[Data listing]

* begin *

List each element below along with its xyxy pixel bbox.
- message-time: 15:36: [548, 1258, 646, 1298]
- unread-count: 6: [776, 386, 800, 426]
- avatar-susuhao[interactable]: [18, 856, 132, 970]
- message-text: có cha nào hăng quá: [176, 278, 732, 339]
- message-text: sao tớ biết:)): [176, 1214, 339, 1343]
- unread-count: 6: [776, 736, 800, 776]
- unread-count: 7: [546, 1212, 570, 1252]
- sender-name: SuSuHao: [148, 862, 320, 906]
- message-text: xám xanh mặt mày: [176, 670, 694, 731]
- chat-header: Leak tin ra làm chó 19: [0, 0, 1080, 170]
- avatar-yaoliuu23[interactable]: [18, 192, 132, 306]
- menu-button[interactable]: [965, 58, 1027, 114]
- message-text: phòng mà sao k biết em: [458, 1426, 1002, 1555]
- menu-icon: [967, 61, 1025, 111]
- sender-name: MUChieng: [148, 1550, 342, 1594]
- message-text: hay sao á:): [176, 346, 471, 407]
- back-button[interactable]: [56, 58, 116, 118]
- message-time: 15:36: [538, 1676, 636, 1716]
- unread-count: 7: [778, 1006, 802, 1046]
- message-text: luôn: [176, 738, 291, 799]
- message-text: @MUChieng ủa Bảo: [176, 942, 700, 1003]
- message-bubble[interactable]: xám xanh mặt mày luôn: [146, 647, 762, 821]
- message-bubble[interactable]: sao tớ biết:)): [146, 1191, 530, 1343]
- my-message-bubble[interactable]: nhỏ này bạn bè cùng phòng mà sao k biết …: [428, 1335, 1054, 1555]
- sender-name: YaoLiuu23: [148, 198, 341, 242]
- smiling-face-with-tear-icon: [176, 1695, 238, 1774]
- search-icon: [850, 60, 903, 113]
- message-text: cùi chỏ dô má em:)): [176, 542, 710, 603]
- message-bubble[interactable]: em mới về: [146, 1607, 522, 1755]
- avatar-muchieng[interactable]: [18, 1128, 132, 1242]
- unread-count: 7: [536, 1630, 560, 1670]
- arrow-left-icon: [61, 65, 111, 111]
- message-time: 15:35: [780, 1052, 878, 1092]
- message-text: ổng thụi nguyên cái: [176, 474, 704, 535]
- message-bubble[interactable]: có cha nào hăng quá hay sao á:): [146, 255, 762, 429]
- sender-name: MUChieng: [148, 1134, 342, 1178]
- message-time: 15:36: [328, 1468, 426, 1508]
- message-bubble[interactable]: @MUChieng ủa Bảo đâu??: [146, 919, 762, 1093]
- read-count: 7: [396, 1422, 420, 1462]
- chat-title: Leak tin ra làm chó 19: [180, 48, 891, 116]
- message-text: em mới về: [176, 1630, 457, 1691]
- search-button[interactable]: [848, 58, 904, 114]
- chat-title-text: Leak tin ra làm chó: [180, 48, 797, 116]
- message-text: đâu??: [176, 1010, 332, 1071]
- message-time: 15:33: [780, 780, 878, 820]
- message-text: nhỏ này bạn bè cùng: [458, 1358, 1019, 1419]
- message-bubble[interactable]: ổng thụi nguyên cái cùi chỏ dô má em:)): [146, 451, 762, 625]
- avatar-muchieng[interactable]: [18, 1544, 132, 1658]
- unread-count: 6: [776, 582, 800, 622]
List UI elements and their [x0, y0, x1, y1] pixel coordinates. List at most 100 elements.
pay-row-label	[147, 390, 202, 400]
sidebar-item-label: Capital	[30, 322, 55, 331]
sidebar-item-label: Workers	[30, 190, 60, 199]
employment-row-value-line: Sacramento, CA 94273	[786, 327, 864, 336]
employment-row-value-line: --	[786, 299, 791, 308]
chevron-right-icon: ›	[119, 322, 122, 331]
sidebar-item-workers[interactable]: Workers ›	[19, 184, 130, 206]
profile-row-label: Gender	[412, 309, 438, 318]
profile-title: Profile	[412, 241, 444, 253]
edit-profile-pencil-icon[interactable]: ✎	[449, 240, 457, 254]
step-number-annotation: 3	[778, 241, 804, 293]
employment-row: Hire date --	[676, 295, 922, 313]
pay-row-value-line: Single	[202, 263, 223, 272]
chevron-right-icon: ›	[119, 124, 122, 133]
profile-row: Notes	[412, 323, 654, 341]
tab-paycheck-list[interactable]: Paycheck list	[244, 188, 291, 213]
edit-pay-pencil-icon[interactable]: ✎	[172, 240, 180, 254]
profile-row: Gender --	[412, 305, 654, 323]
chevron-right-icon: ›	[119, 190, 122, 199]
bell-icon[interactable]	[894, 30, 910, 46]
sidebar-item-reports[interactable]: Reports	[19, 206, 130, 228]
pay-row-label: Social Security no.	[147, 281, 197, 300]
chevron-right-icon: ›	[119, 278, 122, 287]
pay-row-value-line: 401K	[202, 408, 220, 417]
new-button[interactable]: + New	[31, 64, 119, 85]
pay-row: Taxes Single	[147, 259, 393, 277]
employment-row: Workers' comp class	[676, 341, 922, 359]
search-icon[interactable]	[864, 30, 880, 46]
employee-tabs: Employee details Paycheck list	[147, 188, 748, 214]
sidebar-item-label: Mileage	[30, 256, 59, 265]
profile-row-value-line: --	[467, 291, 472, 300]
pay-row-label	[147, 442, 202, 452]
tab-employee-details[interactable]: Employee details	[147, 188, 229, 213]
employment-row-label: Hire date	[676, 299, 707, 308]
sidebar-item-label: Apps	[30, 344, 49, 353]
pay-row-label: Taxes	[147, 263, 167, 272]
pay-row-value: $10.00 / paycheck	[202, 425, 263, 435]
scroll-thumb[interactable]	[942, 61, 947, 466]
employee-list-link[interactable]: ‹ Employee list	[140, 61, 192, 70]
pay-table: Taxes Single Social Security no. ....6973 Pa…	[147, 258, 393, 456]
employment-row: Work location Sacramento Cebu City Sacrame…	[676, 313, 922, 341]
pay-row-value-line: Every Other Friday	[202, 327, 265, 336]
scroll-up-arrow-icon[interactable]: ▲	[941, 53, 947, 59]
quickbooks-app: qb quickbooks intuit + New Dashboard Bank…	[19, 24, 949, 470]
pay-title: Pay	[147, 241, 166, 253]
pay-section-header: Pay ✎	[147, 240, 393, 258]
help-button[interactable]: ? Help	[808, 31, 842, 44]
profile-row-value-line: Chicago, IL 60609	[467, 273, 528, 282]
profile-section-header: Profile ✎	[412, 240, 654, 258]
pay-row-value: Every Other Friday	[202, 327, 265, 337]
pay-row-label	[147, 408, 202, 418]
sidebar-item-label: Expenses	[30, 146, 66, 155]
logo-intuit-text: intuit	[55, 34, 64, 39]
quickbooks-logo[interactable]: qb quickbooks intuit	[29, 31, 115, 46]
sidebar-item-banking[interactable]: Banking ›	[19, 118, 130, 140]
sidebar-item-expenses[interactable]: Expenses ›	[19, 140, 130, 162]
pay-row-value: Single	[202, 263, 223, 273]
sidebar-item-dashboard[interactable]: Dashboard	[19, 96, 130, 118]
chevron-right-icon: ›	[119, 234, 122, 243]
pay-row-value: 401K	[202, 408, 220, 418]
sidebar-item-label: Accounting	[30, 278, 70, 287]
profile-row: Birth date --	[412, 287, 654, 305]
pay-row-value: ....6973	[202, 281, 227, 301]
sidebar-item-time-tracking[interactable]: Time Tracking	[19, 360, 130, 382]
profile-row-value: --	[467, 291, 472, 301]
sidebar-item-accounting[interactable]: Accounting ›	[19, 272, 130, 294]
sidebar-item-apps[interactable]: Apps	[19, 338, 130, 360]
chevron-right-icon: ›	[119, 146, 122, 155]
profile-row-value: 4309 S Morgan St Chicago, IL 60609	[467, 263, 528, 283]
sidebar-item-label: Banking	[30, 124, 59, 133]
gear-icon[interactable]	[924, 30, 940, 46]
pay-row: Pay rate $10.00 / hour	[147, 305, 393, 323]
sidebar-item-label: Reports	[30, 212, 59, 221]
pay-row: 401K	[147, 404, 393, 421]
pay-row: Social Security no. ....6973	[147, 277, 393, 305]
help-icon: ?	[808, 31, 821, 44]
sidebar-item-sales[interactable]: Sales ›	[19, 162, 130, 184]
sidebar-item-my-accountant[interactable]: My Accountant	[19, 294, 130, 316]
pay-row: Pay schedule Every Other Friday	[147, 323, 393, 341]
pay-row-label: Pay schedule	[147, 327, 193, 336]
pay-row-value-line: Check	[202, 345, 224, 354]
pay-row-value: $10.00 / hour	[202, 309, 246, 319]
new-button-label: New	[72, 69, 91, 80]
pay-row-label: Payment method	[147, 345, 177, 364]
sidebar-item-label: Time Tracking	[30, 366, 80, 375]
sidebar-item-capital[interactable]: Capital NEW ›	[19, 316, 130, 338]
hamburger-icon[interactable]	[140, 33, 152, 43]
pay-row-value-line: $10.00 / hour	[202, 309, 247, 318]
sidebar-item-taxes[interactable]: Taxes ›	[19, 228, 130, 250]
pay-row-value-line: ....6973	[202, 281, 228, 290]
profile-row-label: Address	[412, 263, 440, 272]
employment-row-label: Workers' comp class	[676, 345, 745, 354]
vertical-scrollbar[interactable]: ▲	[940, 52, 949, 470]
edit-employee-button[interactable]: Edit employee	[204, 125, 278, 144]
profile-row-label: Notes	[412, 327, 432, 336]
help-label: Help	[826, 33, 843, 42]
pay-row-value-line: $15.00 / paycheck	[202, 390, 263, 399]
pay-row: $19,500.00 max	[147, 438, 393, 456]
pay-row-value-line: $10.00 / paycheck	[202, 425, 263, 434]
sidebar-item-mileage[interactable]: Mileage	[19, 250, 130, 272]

* end *

**Short exercise:** Count the lines in the items above that contain the string "Single", matching case exactly. Report only the number.

**Task result:** 4